- [What you have to do]: Extract every line that contains the word "können".

(Dataset items)
__________________________________________________

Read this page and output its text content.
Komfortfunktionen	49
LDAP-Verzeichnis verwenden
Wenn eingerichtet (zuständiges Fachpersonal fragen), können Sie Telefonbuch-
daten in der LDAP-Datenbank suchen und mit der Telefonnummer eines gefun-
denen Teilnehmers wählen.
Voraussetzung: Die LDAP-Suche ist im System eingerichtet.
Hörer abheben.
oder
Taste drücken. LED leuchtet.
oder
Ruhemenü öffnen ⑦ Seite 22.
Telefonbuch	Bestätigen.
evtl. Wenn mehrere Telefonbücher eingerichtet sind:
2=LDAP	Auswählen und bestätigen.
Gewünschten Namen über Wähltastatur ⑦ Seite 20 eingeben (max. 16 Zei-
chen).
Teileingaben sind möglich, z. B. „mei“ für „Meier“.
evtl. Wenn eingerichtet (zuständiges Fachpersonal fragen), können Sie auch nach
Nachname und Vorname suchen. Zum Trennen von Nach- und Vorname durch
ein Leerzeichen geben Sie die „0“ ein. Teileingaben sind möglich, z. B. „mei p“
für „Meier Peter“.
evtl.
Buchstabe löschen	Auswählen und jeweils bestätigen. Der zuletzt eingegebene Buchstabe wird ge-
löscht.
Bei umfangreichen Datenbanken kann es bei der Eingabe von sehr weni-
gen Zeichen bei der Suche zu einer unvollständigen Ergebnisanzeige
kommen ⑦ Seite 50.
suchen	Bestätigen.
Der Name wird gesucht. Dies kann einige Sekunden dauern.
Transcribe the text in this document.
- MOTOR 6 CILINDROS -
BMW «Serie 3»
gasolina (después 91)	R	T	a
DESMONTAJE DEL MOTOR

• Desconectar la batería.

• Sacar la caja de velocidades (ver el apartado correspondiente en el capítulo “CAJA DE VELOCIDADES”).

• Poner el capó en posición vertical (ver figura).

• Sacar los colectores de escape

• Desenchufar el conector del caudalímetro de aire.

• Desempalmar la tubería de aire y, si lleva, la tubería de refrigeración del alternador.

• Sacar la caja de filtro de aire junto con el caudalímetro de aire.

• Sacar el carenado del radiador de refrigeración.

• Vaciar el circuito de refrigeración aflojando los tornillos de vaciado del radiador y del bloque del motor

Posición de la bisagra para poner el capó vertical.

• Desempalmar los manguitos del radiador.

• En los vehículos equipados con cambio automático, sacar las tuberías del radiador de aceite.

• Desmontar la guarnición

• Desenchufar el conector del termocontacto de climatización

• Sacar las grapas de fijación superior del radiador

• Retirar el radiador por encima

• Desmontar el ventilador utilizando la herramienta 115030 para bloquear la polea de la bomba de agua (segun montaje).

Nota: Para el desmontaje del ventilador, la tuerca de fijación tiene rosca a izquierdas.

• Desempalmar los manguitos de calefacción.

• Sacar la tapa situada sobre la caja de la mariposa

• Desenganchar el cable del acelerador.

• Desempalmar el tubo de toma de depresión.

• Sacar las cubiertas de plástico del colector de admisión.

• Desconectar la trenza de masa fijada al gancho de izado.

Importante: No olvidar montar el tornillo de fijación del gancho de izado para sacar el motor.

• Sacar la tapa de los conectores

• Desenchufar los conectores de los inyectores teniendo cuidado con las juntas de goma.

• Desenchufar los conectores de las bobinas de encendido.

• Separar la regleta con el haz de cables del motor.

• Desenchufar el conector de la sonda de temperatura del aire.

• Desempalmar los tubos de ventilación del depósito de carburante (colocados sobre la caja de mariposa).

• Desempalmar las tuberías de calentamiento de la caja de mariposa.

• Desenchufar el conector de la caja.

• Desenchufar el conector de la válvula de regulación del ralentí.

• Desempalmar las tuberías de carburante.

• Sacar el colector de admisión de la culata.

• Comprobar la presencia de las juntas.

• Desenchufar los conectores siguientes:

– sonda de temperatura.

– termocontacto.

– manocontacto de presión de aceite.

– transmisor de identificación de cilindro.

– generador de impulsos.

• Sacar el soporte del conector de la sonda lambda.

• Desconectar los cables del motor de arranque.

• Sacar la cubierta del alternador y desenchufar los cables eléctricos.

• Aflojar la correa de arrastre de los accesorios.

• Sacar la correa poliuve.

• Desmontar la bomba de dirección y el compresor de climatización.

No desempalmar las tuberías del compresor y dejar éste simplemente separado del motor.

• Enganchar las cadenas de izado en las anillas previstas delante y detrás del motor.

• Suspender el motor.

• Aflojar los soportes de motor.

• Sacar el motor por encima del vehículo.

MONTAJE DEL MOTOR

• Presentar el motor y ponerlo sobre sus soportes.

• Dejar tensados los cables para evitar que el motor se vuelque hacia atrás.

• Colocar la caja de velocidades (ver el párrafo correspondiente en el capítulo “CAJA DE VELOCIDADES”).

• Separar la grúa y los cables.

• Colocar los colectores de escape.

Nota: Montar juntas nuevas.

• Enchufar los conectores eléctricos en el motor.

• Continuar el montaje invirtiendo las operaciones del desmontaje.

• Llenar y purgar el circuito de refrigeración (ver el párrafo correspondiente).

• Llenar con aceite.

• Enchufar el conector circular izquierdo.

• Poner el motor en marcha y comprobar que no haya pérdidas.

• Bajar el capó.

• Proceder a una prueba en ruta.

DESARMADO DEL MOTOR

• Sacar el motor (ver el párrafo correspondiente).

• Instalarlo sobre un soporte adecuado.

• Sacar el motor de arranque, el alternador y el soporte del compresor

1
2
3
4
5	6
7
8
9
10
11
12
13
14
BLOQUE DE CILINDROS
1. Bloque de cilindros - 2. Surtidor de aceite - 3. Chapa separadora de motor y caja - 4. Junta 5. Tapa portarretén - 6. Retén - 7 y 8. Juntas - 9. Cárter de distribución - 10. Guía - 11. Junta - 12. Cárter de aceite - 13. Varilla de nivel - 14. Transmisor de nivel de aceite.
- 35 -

__________________________________________________

- [Result below]:
Wenn eingerichtet (zuständiges Fachpersonal fragen), können Sie Telefonbuch-
evtl. Wenn eingerichtet (zuständiges Fachpersonal fragen), können Sie auch nach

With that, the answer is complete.